■ Aim of the task:
In the material below, find all lines with the string "title" and copy them.

** START Supplied records **

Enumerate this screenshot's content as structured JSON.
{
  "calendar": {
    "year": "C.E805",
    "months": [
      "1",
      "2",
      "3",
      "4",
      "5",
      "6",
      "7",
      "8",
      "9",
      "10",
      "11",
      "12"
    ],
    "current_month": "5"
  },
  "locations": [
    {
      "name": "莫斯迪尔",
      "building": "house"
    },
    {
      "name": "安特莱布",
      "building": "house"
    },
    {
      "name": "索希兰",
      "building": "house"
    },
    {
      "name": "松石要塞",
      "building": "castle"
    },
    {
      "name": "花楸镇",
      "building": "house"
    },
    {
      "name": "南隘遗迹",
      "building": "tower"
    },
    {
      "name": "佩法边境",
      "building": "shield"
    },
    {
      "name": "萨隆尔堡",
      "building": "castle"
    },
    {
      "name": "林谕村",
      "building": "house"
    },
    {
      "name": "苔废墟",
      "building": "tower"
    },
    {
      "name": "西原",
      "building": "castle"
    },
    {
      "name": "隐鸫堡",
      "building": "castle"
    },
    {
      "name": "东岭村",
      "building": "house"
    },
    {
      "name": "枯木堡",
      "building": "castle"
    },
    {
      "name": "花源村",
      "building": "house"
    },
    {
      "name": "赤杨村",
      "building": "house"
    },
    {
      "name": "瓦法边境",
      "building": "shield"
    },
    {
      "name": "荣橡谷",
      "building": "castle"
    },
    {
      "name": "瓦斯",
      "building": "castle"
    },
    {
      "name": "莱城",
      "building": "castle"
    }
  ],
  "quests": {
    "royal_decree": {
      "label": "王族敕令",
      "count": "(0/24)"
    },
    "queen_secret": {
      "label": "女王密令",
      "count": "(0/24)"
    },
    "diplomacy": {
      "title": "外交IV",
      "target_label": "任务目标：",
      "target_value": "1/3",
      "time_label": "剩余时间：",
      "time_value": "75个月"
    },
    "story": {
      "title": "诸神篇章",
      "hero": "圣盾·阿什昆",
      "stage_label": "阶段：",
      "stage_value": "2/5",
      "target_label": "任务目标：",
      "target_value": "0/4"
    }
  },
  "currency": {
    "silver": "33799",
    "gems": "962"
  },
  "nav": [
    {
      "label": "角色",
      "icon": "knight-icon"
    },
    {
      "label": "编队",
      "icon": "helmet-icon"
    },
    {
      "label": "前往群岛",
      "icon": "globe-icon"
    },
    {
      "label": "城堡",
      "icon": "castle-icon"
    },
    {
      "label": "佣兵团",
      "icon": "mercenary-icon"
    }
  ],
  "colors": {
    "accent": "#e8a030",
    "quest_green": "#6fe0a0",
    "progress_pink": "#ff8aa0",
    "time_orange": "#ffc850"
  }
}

** END Supplied records **
** START Supplied records **

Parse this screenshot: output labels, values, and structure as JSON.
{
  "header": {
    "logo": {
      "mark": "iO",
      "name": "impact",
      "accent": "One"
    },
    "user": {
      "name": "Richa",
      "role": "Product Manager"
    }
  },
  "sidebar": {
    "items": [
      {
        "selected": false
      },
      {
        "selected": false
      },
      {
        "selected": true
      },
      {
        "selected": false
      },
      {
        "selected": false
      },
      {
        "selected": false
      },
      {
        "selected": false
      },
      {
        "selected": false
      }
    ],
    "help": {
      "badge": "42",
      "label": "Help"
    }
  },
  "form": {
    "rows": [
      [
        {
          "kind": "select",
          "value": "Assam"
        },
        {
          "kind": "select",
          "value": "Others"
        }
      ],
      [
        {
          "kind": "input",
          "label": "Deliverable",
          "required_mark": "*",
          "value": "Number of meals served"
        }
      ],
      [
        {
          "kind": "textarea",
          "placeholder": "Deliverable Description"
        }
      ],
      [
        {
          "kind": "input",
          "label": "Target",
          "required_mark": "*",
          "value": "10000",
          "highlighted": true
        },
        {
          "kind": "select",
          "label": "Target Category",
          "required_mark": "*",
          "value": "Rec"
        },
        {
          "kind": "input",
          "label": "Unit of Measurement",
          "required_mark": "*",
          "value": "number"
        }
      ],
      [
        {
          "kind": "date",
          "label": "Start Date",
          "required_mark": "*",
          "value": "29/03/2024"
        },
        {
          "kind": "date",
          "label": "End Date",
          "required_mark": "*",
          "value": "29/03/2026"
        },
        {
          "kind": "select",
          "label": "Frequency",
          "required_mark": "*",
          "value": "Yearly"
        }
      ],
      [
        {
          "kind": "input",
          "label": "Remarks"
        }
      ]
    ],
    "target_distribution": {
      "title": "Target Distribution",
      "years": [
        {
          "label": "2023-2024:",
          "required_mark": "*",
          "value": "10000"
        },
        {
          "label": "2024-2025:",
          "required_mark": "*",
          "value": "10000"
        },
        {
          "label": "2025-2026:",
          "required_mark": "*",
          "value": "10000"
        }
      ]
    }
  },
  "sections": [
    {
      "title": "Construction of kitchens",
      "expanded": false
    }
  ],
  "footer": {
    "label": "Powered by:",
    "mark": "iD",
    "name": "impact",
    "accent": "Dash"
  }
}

** END Supplied records **

■ Task output:
      "title": "外交IV",
      "title": "诸神篇章",
      "title": "Target Distribution",
      "title": "Construction of kitchens",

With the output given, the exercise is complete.